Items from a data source
▬▬▬▬▬▬

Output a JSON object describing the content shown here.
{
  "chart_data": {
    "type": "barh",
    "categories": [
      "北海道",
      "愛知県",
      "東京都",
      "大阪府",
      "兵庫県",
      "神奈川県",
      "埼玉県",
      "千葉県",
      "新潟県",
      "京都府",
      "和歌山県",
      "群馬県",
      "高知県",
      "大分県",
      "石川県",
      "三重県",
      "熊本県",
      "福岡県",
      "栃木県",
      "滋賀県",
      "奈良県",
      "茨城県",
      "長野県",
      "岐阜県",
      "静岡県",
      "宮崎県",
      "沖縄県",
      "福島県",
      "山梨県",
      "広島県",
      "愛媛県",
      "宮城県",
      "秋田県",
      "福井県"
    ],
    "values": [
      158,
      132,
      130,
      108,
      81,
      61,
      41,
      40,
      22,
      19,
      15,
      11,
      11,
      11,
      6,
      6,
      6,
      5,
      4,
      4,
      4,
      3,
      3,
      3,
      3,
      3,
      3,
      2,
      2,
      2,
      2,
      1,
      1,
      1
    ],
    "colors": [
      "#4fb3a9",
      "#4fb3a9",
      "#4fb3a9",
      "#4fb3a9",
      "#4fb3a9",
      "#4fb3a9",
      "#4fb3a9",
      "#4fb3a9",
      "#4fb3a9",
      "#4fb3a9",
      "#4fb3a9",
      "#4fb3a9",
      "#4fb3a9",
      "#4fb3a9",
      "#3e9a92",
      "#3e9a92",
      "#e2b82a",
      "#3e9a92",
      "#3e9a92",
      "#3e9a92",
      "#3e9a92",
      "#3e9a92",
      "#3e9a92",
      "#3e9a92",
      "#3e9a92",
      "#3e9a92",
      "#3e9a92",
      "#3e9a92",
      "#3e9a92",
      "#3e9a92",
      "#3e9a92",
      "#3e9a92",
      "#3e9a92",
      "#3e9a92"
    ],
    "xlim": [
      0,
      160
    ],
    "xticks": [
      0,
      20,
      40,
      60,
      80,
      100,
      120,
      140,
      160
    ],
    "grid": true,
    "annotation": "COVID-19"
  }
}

▬▬▬▬▬▬

Return every line exactly.

• **The output**:
Output a JSON object describing the content shown here.
{
  "chart_data": {
    "type": "barh",
    "categories": [
      "北海道",
      "愛知県",
      "東京都",
      "大阪府",
      "兵庫県",
      "神奈川県",
      "埼玉県",
      "千葉県",
      "新潟県",
      "京都府",
      "和歌山県",
      "群馬県",
      "高知県",
      "大分県",
      "石川県",
      "三重県",
      "熊本県",
      "福岡県",
      "栃木県",
      "滋賀県",
      "奈良県",
      "茨城県",
      "長野県",
      "岐阜県",
      "静岡県",
      "宮崎県",
      "沖縄県",
      "福島県",
      "山梨県",
      "広島県",
      "愛媛県",
      "宮城県",
      "秋田県",
      "福井県"
    ],
    "values": [
      158,
      132,
      130,
      108,
      81,
      61,
      41,
      40,
      22,
      19,
      15,
      11,
      11,
      11,
      6,
      6,
      6,
      5,
      4,
      4,
      4,
      3,
      3,
      3,
      3,
      3,
      3,
      2,
      2,
      2,
      2,
      1,
      1,
      1
    ],
    "colors": [
      "#4fb3a9",
      "#4fb3a9",
      "#4fb3a9",
      "#4fb3a9",
      "#4fb3a9",
      "#4fb3a9",
      "#4fb3a9",
      "#4fb3a9",
      "#4fb3a9",
      "#4fb3a9",
      "#4fb3a9",
      "#4fb3a9",
      "#4fb3a9",
      "#4fb3a9",
      "#3e9a92",
      "#3e9a92",
      "#e2b82a",
      "#3e9a92",
      "#3e9a92",
      "#3e9a92",
      "#3e9a92",
      "#3e9a92",
      "#3e9a92",
      "#3e9a92",
      "#3e9a92",
      "#3e9a92",
      "#3e9a92",
      "#3e9a92",
      "#3e9a92",
      "#3e9a92",
      "#3e9a92",
      "#3e9a92",
      "#3e9a92",
      "#3e9a92"
    ],
    "xlim": [
      0,
      160
    ],
    "xticks": [
      0,
      20,
      40,
      60,
      80,
      100,
      120,
      140,
      160
    ],
    "grid": true,
    "annotation": "COVID-19"
  }
}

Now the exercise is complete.